» **Stated goal**:
Reproduce the listing word for word, leaving every picture behind.

» **Provided material**:
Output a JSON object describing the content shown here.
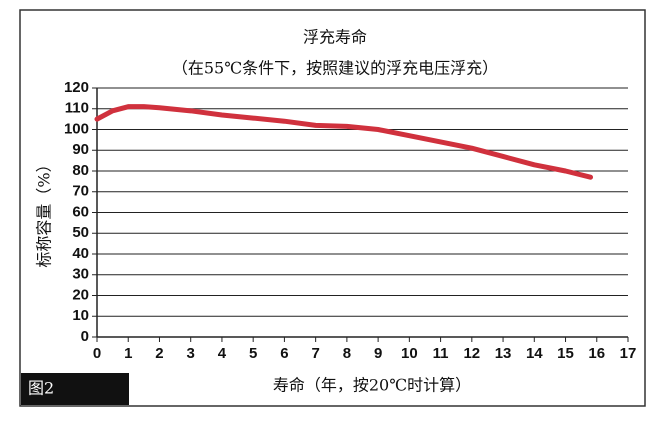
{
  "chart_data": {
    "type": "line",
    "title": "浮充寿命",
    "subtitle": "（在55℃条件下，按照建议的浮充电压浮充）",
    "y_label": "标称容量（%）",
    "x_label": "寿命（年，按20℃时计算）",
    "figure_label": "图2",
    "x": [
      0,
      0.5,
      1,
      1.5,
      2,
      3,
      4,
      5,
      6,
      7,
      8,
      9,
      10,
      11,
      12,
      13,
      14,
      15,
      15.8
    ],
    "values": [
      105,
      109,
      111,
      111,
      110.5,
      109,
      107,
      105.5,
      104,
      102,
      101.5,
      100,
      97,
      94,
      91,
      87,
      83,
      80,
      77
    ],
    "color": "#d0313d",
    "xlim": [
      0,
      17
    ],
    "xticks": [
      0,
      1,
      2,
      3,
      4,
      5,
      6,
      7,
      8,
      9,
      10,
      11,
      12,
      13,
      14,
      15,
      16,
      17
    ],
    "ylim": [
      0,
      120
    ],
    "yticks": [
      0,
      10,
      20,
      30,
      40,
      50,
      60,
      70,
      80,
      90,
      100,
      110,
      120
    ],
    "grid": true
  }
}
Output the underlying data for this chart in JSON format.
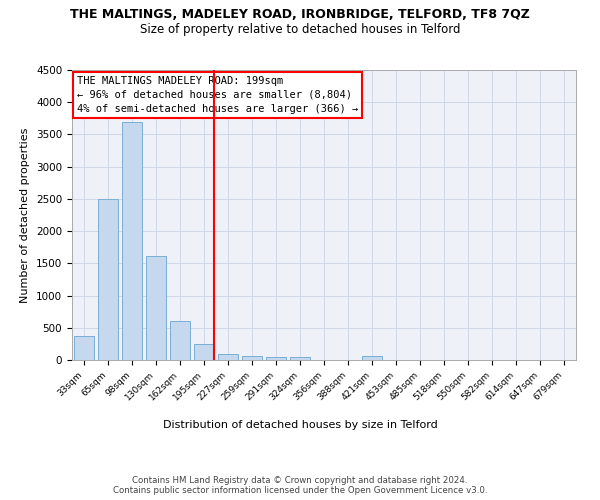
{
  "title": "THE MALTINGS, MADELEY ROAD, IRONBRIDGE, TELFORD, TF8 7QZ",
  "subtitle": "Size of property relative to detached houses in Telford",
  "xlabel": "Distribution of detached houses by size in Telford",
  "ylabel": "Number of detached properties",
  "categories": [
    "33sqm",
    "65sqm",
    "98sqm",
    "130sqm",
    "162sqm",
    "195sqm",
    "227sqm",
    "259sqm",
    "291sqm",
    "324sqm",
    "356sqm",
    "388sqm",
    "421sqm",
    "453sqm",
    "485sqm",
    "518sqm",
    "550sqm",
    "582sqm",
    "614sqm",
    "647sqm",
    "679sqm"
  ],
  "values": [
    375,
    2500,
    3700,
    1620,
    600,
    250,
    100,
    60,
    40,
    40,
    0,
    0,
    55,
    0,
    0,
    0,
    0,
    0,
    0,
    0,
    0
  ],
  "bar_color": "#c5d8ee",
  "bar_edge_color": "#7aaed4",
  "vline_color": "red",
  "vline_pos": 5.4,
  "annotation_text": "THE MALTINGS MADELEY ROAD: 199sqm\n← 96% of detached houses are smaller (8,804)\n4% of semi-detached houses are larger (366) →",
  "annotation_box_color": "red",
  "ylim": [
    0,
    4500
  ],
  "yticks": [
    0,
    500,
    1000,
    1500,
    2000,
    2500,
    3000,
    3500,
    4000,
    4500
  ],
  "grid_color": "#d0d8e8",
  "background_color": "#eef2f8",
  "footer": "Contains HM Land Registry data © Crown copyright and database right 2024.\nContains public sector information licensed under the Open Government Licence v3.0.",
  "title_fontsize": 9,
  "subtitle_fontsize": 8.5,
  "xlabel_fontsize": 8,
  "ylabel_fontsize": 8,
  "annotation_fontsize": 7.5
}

» **Answer in full**:
Output a JSON object describing the content shown here.
{
  "chart_data": {
    "type": "line",
    "title": "浮充寿命",
    "subtitle": "（在55℃条件下，按照建议的浮充电压浮充）",
    "y_label": "标称容量（%）",
    "x_label": "寿命（年，按20℃时计算）",
    "figure_label": "图2",
    "x": [
      0,
      0.5,
      1,
      1.5,
      2,
      3,
      4,
      5,
      6,
      7,
      8,
      9,
      10,
      11,
      12,
      13,
      14,
      15,
      15.8
    ],
    "values": [
      105,
      109,
      111,
      111,
      110.5,
      109,
      107,
      105.5,
      104,
      102,
      101.5,
      100,
      97,
      94,
      91,
      87,
      83,
      80,
      77
    ],
    "color": "#d0313d",
    "xlim": [
      0,
      17
    ],
    "xticks": [
      0,
      1,
      2,
      3,
      4,
      5,
      6,
      7,
      8,
      9,
      10,
      11,
      12,
      13,
      14,
      15,
      16,
      17
    ],
    "ylim": [
      0,
      120
    ],
    "yticks": [
      0,
      10,
      20,
      30,
      40,
      50,
      60,
      70,
      80,
      90,
      100,
      110,
      120
    ],
    "grid": true
  }
}
Output the underlying data for this chart in JSON format.
{
  "title": "THE MALTINGS, MADELEY ROAD, IRONBRIDGE, TELFORD, TF8 7QZ",
  "subtitle": "Size of property relative to detached houses in Telford",
  "xlabel": "Distribution of detached houses by size in Telford",
  "ylabel": "Number of detached properties",
  "categories": [
    "33sqm",
    "65sqm",
    "98sqm",
    "130sqm",
    "162sqm",
    "195sqm",
    "227sqm",
    "259sqm",
    "291sqm",
    "324sqm",
    "356sqm",
    "388sqm",
    "421sqm",
    "453sqm",
    "485sqm",
    "518sqm",
    "550sqm",
    "582sqm",
    "614sqm",
    "647sqm",
    "679sqm"
  ],
  "values": [
    375,
    2500,
    3700,
    1620,
    600,
    250,
    100,
    60,
    40,
    40,
    0,
    0,
    55,
    0,
    0,
    0,
    0,
    0,
    0,
    0,
    0
  ],
  "bar_color": "#c5d8ee",
  "bar_edge_color": "#7aaed4",
  "vline_color": "red",
  "vline_pos": 5.4,
  "annotation_text": "THE MALTINGS MADELEY ROAD: 199sqm\n← 96% of detached houses are smaller (8,804)\n4% of semi-detached houses are larger (366) →",
  "annotation_box_color": "red",
  "ylim": [
    0,
    4500
  ],
  "yticks": [
    0,
    500,
    1000,
    1500,
    2000,
    2500,
    3000,
    3500,
    4000,
    4500
  ],
  "grid_color": "#d0d8e8",
  "background_color": "#eef2f8",
  "footer": "Contains HM Land Registry data © Crown copyright and database right 2024.\nContains public sector information licensed under the Open Government Licence v3.0.",
  "title_fontsize": 9,
  "subtitle_fontsize": 8.5,
  "xlabel_fontsize": 8,
  "ylabel_fontsize": 8,
  "annotation_fontsize": 7.5
}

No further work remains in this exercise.